Records from a data source:
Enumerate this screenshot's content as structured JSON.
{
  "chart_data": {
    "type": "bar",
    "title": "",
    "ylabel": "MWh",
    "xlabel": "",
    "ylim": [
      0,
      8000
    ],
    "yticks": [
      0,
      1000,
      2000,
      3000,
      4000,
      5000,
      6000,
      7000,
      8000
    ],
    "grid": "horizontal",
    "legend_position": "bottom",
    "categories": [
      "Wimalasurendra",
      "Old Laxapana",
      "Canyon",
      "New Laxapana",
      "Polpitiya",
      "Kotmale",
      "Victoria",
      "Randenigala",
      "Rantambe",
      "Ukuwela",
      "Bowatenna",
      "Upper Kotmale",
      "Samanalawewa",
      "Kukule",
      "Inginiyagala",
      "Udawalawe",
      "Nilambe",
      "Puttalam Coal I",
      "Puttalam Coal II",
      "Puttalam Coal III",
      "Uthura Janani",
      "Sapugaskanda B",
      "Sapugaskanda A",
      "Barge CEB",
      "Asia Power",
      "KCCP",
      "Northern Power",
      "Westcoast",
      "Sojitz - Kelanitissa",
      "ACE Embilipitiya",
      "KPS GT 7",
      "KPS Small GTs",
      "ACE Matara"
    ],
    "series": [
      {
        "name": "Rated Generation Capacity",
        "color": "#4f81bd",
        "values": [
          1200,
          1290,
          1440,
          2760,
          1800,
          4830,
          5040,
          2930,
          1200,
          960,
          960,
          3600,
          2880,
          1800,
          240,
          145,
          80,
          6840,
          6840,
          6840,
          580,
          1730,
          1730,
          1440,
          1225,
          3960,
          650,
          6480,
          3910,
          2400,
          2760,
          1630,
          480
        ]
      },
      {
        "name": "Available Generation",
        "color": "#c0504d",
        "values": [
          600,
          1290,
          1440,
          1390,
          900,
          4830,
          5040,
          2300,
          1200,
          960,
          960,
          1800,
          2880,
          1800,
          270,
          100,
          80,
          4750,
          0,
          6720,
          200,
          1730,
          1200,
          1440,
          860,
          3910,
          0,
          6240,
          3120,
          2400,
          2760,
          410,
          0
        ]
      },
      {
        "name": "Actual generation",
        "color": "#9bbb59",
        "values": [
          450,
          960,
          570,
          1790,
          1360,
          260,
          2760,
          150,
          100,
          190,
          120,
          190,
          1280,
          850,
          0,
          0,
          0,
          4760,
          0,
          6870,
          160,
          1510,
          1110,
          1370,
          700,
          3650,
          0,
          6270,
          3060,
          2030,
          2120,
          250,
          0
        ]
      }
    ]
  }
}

WORK TO COMPLETE. Copy out each record exactly as given, omitting none.

FULL OUTPUT.
Enumerate this screenshot's content as structured JSON.
{
  "chart_data": {
    "type": "bar",
    "title": "",
    "ylabel": "MWh",
    "xlabel": "",
    "ylim": [
      0,
      8000
    ],
    "yticks": [
      0,
      1000,
      2000,
      3000,
      4000,
      5000,
      6000,
      7000,
      8000
    ],
    "grid": "horizontal",
    "legend_position": "bottom",
    "categories": [
      "Wimalasurendra",
      "Old Laxapana",
      "Canyon",
      "New Laxapana",
      "Polpitiya",
      "Kotmale",
      "Victoria",
      "Randenigala",
      "Rantambe",
      "Ukuwela",
      "Bowatenna",
      "Upper Kotmale",
      "Samanalawewa",
      "Kukule",
      "Inginiyagala",
      "Udawalawe",
      "Nilambe",
      "Puttalam Coal I",
      "Puttalam Coal II",
      "Puttalam Coal III",
      "Uthura Janani",
      "Sapugaskanda B",
      "Sapugaskanda A",
      "Barge CEB",
      "Asia Power",
      "KCCP",
      "Northern Power",
      "Westcoast",
      "Sojitz - Kelanitissa",
      "ACE Embilipitiya",
      "KPS GT 7",
      "KPS Small GTs",
      "ACE Matara"
    ],
    "series": [
      {
        "name": "Rated Generation Capacity",
        "color": "#4f81bd",
        "values": [
          1200,
          1290,
          1440,
          2760,
          1800,
          4830,
          5040,
          2930,
          1200,
          960,
          960,
          3600,
          2880,
          1800,
          240,
          145,
          80,
          6840,
          6840,
          6840,
          580,
          1730,
          1730,
          1440,
          1225,
          3960,
          650,
          6480,
          3910,
          2400,
          2760,
          1630,
          480
        ]
      },
      {
        "name": "Available Generation",
        "color": "#c0504d",
        "values": [
          600,
          1290,
          1440,
          1390,
          900,
          4830,
          5040,
          2300,
          1200,
          960,
          960,
          1800,
          2880,
          1800,
          270,
          100,
          80,
          4750,
          0,
          6720,
          200,
          1730,
          1200,
          1440,
          860,
          3910,
          0,
          6240,
          3120,
          2400,
          2760,
          410,
          0
        ]
      },
      {
        "name": "Actual generation",
        "color": "#9bbb59",
        "values": [
          450,
          960,
          570,
          1790,
          1360,
          260,
          2760,
          150,
          100,
          190,
          120,
          190,
          1280,
          850,
          0,
          0,
          0,
          4760,
          0,
          6870,
          160,
          1510,
          1110,
          1370,
          700,
          3650,
          0,
          6270,
          3060,
          2030,
          2120,
          250,
          0
        ]
      }
    ]
  }
}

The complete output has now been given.